## Task details
Retype every entry word for word.

[Source data]

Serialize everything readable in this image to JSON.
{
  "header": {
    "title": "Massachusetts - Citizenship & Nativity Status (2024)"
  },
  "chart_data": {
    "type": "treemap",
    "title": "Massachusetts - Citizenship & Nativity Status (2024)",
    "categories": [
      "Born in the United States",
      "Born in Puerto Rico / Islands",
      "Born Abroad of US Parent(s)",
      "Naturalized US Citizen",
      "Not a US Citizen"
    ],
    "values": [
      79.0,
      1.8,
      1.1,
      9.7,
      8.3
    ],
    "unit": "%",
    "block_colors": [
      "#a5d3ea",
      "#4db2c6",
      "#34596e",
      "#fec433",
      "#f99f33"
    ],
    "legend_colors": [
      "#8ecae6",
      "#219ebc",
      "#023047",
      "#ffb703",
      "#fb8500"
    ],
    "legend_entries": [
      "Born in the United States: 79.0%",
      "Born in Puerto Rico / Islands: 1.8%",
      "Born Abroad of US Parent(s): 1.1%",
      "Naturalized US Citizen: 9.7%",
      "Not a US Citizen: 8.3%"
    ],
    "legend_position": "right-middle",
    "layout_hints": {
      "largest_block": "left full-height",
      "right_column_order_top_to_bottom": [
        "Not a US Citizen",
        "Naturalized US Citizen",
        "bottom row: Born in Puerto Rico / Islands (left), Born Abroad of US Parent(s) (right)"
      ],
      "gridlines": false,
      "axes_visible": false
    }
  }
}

## Full output
Serialize everything readable in this image to JSON.
{
  "header": {
    "title": "Massachusetts - Citizenship & Nativity Status (2024)"
  },
  "chart_data": {
    "type": "treemap",
    "title": "Massachusetts - Citizenship & Nativity Status (2024)",
    "categories": [
      "Born in the United States",
      "Born in Puerto Rico / Islands",
      "Born Abroad of US Parent(s)",
      "Naturalized US Citizen",
      "Not a US Citizen"
    ],
    "values": [
      79.0,
      1.8,
      1.1,
      9.7,
      8.3
    ],
    "unit": "%",
    "block_colors": [
      "#a5d3ea",
      "#4db2c6",
      "#34596e",
      "#fec433",
      "#f99f33"
    ],
    "legend_colors": [
      "#8ecae6",
      "#219ebc",
      "#023047",
      "#ffb703",
      "#fb8500"
    ],
    "legend_entries": [
      "Born in the United States: 79.0%",
      "Born in Puerto Rico / Islands: 1.8%",
      "Born Abroad of US Parent(s): 1.1%",
      "Naturalized US Citizen: 9.7%",
      "Not a US Citizen: 8.3%"
    ],
    "legend_position": "right-middle",
    "layout_hints": {
      "largest_block": "left full-height",
      "right_column_order_top_to_bottom": [
        "Not a US Citizen",
        "Naturalized US Citizen",
        "bottom row: Born in Puerto Rico / Islands (left), Born Abroad of US Parent(s) (right)"
      ],
      "gridlines": false,
      "axes_visible": false
    }
  }
}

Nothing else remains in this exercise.